Each line containing the word "Precipitation" must be collected.

┌──

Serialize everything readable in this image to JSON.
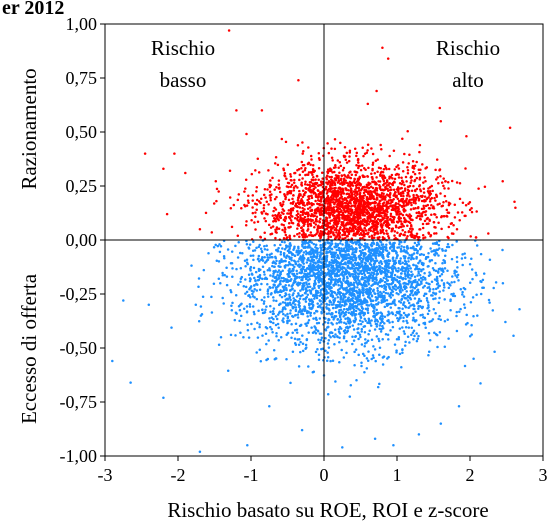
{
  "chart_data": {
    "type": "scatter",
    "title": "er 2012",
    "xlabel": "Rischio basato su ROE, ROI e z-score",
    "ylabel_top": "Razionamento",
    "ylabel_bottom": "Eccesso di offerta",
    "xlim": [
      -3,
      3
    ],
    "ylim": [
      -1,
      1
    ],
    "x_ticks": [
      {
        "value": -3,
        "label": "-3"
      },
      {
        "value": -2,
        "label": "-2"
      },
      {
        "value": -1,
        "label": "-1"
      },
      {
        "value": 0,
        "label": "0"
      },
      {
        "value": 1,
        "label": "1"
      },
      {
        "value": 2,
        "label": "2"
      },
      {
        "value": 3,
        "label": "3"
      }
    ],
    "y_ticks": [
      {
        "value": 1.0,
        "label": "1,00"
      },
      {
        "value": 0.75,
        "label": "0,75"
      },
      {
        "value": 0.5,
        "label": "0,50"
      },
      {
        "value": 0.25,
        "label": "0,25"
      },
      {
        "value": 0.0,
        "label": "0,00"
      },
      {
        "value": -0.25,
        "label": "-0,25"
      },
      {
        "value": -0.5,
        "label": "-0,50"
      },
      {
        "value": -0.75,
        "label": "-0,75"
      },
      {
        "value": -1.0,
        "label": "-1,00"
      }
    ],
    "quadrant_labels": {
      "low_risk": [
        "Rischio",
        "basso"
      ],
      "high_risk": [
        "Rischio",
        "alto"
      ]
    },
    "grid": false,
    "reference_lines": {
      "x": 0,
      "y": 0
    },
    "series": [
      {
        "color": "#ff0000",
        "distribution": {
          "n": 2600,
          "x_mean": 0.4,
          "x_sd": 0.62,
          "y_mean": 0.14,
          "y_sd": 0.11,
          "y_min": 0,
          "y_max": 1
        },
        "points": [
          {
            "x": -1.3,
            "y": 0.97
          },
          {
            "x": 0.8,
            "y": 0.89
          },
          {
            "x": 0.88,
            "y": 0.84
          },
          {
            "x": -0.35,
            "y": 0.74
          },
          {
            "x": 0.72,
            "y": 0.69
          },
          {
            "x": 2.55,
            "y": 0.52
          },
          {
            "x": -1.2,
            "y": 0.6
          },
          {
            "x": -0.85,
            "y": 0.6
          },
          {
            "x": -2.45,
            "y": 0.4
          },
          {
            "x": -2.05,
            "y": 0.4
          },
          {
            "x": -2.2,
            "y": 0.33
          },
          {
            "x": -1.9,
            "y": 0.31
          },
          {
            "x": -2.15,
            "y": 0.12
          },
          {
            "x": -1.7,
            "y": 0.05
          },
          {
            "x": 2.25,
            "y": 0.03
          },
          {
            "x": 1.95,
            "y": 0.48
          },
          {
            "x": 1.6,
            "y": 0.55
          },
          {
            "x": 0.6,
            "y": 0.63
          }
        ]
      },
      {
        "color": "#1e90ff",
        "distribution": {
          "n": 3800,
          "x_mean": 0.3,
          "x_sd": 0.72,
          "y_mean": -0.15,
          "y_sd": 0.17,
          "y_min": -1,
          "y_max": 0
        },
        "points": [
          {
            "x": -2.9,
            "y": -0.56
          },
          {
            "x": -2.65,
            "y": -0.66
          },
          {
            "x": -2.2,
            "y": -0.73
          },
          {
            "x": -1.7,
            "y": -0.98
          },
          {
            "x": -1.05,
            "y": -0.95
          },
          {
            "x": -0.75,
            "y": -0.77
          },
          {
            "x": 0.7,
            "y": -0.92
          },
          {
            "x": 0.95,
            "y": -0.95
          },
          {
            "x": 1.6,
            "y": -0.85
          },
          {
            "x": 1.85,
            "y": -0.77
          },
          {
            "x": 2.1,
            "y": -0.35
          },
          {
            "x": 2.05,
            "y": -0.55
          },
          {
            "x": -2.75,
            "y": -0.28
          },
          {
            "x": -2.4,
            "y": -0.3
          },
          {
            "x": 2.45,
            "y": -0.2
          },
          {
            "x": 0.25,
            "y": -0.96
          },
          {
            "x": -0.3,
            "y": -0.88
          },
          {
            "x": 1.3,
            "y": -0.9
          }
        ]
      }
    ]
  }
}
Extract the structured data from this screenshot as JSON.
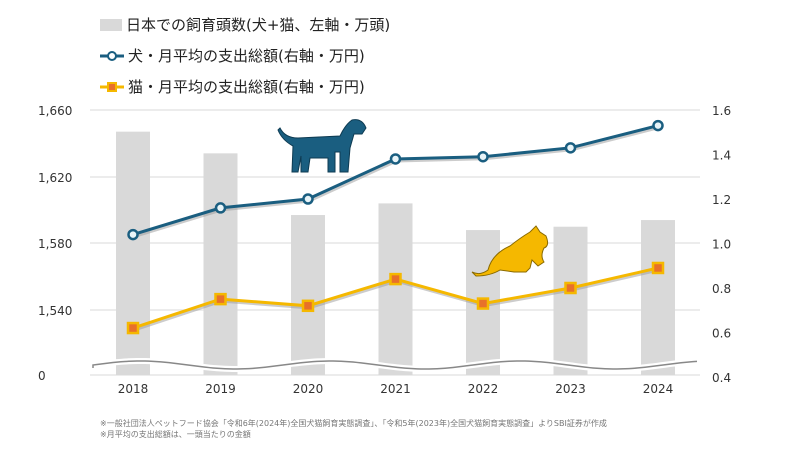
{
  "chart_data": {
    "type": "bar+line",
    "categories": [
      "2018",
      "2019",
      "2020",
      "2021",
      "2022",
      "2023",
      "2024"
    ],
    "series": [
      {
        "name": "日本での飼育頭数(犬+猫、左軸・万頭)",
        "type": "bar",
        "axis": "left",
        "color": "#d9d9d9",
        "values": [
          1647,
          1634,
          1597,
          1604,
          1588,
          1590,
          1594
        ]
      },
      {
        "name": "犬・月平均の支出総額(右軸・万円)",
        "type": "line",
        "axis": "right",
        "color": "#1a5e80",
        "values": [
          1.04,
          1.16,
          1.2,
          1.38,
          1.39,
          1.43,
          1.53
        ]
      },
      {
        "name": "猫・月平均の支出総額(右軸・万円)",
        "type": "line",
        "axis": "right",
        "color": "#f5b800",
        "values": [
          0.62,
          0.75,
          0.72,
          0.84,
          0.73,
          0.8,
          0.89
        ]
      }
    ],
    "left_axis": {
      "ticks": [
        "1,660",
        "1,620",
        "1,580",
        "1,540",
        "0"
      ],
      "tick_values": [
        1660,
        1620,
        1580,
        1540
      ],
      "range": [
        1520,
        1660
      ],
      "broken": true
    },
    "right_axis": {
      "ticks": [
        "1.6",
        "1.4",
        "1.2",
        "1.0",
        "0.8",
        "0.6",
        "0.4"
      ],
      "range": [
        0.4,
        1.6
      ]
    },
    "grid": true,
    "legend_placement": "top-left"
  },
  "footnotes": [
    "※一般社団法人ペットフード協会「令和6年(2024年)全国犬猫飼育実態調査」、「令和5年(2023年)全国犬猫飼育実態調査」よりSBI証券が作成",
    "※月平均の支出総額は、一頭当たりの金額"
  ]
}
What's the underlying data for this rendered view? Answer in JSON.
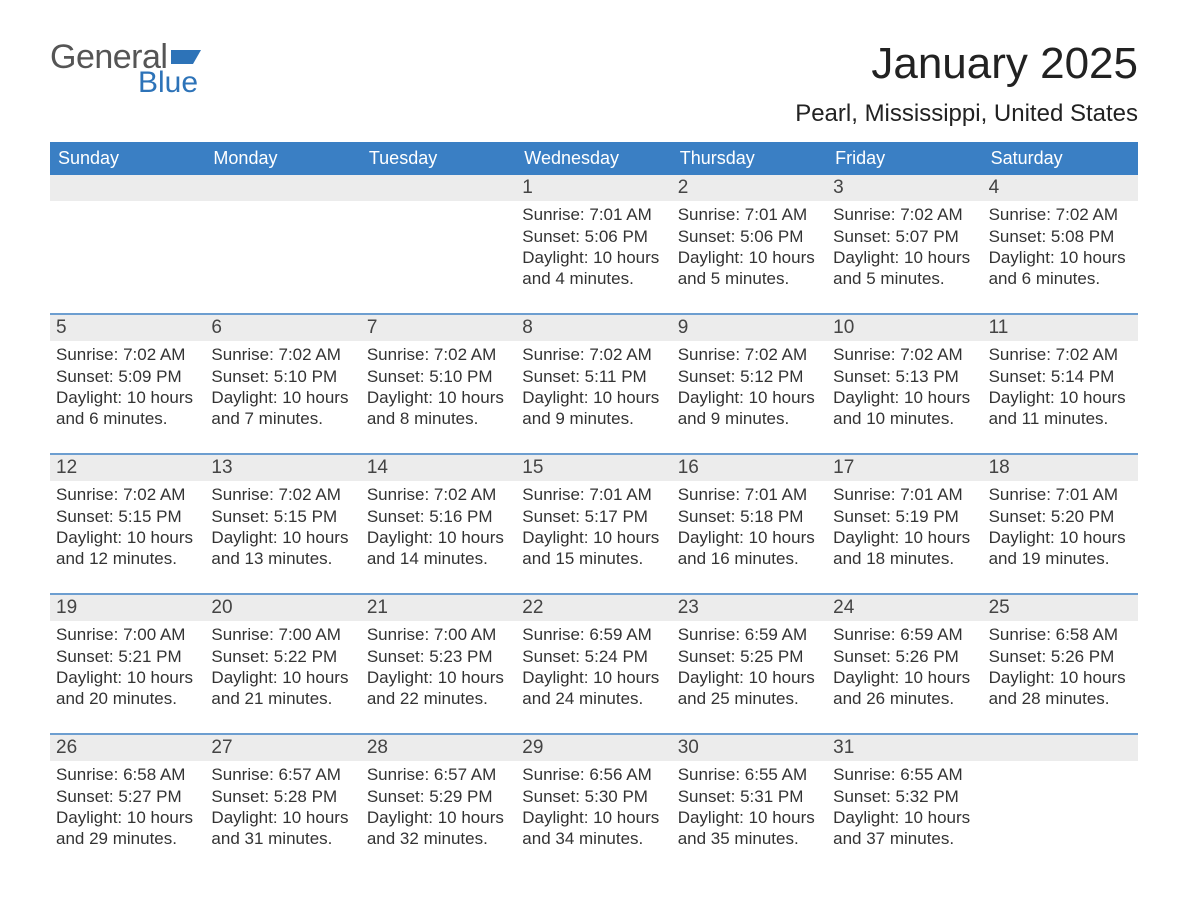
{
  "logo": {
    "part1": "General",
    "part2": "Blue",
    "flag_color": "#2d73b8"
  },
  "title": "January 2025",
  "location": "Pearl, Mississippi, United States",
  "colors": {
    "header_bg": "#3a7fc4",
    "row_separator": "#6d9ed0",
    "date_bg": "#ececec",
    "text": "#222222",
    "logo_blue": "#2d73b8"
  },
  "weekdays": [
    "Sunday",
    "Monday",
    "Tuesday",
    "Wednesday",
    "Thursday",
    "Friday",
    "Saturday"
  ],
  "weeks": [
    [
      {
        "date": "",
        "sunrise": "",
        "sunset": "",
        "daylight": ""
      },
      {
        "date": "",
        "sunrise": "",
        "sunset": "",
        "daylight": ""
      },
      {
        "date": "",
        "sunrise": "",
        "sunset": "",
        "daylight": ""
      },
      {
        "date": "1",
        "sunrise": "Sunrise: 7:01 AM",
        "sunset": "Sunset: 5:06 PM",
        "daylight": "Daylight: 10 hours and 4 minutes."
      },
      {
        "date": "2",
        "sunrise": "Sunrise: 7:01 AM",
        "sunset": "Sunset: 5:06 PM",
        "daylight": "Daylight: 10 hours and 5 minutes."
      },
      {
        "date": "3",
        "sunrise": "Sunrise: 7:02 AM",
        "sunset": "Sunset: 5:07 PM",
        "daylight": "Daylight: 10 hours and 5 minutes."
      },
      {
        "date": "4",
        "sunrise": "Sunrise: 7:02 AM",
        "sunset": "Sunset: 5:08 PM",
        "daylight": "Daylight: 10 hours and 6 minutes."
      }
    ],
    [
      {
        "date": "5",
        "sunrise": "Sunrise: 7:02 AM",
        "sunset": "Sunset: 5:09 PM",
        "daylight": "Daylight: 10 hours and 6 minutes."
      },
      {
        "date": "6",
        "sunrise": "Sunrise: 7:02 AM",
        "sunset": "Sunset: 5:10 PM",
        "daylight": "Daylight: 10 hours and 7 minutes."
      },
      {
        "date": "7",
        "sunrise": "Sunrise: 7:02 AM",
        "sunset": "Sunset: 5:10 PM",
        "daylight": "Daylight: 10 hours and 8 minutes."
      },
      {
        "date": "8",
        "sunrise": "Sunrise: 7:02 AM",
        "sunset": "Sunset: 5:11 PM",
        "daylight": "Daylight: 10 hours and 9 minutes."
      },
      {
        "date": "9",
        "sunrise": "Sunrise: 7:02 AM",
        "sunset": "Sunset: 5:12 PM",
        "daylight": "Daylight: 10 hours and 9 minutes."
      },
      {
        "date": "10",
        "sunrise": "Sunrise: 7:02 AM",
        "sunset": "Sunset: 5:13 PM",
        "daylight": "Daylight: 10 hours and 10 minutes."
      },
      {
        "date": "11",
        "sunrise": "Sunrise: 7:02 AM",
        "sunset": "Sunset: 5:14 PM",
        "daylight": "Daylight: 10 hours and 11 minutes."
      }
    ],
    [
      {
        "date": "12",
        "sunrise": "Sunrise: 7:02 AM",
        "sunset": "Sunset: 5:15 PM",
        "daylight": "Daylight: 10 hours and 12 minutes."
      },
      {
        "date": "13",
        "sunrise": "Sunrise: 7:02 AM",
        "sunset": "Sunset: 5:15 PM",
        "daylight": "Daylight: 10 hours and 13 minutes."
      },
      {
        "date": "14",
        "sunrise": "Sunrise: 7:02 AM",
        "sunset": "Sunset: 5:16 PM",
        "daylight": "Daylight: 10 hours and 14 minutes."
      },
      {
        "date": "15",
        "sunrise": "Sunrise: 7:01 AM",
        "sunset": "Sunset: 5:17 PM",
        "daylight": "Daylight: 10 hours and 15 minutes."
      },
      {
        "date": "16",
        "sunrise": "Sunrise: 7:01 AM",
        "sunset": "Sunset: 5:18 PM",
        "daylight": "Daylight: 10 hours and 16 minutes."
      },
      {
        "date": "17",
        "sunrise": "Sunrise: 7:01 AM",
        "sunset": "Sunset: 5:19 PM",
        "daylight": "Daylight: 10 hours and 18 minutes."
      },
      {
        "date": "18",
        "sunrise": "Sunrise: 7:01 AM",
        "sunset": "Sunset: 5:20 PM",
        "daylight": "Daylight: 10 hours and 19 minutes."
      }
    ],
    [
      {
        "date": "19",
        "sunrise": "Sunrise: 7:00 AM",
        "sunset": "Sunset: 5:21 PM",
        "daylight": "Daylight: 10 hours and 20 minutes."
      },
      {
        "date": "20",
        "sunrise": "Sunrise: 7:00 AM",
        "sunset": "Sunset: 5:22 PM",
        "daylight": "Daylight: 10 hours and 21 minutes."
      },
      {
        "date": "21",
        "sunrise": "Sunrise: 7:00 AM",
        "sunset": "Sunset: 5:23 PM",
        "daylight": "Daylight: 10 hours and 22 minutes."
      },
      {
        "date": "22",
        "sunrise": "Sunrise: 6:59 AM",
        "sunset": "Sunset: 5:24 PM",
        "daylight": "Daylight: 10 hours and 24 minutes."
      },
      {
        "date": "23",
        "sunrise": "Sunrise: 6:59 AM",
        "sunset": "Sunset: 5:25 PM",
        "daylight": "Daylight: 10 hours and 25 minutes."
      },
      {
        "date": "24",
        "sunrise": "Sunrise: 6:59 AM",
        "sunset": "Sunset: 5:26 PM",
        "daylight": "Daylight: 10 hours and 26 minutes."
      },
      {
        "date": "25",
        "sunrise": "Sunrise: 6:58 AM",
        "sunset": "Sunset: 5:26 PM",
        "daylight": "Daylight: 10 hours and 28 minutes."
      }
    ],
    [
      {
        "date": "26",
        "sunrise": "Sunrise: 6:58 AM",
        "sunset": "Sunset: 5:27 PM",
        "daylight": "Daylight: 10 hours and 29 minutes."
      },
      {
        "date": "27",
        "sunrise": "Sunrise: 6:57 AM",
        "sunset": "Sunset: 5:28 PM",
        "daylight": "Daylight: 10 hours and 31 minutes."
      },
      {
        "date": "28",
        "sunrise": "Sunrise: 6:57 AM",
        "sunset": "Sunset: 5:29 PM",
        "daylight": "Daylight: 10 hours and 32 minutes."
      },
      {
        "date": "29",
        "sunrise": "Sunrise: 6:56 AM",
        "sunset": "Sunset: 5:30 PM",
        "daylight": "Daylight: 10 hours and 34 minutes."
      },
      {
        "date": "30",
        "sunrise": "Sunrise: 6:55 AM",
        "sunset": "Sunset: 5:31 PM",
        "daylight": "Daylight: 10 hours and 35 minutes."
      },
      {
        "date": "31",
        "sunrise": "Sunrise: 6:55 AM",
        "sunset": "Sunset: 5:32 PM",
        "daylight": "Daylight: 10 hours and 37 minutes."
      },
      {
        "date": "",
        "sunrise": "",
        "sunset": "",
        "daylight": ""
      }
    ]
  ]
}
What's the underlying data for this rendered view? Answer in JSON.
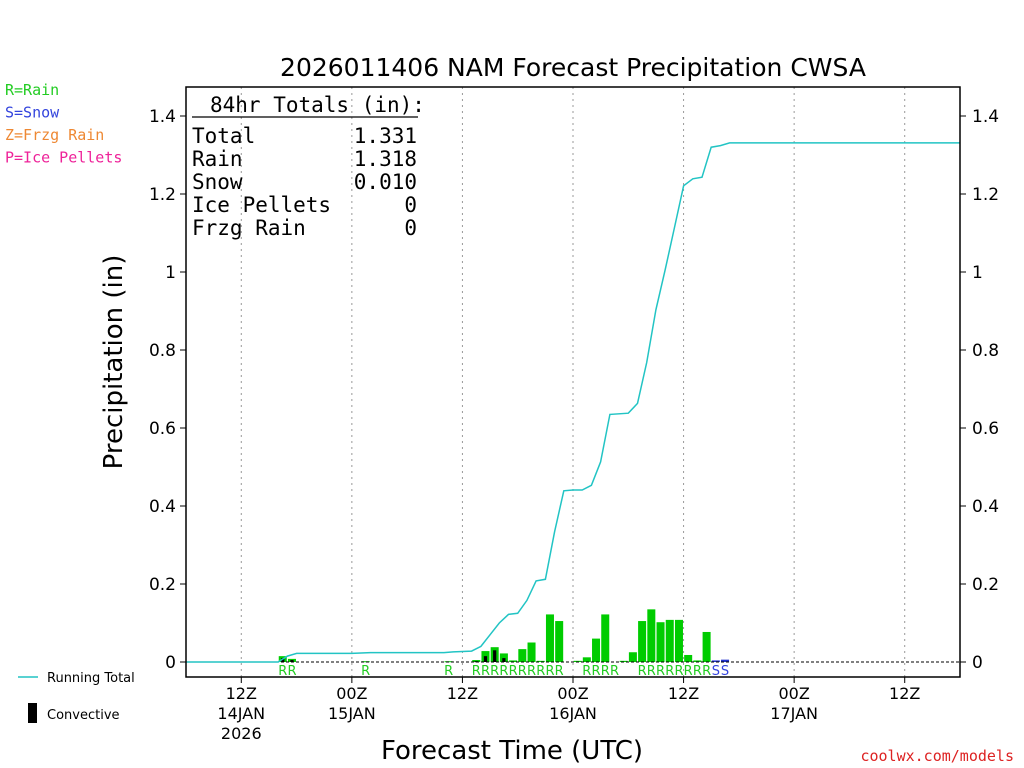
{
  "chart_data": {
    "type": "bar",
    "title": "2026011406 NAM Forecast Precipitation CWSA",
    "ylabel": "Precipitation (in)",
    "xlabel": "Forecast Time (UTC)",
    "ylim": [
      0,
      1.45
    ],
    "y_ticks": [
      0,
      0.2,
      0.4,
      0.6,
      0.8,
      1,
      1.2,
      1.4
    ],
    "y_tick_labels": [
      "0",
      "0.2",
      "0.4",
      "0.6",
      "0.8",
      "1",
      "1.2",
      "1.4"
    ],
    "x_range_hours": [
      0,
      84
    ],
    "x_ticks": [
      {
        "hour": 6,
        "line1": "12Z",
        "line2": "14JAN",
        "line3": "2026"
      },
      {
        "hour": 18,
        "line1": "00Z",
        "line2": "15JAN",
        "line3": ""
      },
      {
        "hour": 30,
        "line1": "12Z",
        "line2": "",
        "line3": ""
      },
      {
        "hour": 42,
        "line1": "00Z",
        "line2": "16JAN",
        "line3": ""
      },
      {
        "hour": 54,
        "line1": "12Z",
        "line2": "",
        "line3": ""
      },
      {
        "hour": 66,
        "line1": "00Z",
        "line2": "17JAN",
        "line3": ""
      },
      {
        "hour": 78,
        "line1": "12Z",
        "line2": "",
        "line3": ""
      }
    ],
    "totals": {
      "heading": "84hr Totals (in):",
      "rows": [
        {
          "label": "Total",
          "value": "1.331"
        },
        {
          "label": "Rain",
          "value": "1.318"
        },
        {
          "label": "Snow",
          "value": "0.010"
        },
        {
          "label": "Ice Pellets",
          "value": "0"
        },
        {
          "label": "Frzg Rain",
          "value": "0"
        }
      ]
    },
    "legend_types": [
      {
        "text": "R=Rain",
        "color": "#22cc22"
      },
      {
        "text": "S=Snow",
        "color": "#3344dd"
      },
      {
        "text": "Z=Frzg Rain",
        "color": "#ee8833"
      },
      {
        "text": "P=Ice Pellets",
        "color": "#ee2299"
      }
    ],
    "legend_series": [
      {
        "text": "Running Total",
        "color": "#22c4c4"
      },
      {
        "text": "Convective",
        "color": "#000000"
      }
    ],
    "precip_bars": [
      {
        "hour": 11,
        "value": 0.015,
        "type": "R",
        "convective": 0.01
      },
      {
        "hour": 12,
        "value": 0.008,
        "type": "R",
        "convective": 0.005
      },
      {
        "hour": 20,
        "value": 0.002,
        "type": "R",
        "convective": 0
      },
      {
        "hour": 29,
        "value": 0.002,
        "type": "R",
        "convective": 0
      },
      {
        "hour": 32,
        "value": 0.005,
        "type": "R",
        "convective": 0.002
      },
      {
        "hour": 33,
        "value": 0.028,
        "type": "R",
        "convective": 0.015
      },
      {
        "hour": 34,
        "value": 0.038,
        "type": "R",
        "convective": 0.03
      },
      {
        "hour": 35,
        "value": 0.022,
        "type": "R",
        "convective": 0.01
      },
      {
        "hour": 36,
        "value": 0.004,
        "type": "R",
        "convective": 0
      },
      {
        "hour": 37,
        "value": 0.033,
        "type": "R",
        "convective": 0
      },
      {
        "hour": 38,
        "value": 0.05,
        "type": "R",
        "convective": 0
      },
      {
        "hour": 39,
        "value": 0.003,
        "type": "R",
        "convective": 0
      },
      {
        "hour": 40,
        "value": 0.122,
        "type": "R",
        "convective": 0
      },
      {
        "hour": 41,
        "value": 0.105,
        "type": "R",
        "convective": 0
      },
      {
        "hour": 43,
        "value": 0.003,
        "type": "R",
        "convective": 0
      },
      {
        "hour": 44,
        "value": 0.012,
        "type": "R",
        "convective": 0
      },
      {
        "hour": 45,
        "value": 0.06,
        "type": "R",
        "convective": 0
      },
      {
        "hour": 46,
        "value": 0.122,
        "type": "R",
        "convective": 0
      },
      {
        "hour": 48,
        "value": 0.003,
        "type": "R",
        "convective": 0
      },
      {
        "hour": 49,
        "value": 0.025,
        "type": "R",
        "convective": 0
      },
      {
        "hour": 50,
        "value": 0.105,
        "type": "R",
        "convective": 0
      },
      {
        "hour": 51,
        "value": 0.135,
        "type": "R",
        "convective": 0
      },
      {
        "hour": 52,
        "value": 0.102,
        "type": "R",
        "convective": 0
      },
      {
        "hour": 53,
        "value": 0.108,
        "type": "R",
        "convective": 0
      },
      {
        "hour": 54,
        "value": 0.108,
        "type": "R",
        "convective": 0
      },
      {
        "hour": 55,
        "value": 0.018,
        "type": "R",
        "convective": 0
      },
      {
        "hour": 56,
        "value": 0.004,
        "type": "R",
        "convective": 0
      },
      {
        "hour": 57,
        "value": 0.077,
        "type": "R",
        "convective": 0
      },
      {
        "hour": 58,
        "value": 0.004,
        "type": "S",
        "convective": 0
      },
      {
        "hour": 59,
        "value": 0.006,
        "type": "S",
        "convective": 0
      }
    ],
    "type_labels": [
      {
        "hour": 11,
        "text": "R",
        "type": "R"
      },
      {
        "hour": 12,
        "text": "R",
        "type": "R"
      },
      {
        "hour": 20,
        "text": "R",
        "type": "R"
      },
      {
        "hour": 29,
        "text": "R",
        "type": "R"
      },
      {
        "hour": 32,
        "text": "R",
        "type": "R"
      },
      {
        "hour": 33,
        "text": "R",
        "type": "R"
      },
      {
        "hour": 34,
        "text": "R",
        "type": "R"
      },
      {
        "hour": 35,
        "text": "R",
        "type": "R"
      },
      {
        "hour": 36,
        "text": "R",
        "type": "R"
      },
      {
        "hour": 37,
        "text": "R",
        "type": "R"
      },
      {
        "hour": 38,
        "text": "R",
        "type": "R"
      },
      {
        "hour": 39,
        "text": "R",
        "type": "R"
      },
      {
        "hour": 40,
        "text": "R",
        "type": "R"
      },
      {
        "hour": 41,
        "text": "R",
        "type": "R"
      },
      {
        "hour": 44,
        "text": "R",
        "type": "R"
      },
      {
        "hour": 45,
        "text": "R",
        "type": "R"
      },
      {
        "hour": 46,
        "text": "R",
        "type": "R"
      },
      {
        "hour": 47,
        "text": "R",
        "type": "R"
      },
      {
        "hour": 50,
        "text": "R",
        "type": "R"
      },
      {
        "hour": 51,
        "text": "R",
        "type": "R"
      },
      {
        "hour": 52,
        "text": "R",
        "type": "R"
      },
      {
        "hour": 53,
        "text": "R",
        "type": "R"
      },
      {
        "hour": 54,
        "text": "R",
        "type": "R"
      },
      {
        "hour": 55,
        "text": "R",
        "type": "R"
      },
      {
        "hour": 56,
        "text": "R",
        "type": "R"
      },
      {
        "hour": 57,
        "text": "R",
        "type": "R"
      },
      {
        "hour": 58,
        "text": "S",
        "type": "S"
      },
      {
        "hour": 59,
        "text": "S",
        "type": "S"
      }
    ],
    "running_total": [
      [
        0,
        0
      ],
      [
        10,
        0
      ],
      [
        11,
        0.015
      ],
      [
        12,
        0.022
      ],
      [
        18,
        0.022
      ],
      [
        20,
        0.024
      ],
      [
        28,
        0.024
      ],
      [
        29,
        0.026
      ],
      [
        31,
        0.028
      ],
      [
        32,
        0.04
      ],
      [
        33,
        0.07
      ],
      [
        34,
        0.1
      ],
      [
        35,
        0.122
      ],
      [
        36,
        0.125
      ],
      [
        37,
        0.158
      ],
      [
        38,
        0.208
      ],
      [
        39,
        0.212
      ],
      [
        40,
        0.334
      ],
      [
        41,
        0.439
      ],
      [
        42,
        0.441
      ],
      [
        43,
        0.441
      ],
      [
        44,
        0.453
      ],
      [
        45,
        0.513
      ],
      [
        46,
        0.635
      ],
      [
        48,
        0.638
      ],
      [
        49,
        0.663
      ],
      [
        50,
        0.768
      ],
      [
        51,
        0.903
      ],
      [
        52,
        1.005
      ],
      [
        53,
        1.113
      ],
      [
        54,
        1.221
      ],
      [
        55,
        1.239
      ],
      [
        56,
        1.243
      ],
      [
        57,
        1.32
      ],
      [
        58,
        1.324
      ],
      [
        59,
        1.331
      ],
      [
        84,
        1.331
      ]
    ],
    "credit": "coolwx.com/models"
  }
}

└──

Task solution →
    "title": "2026011406 NAM Forecast Precipitation CWSA",
    "ylabel": "Precipitation (in)",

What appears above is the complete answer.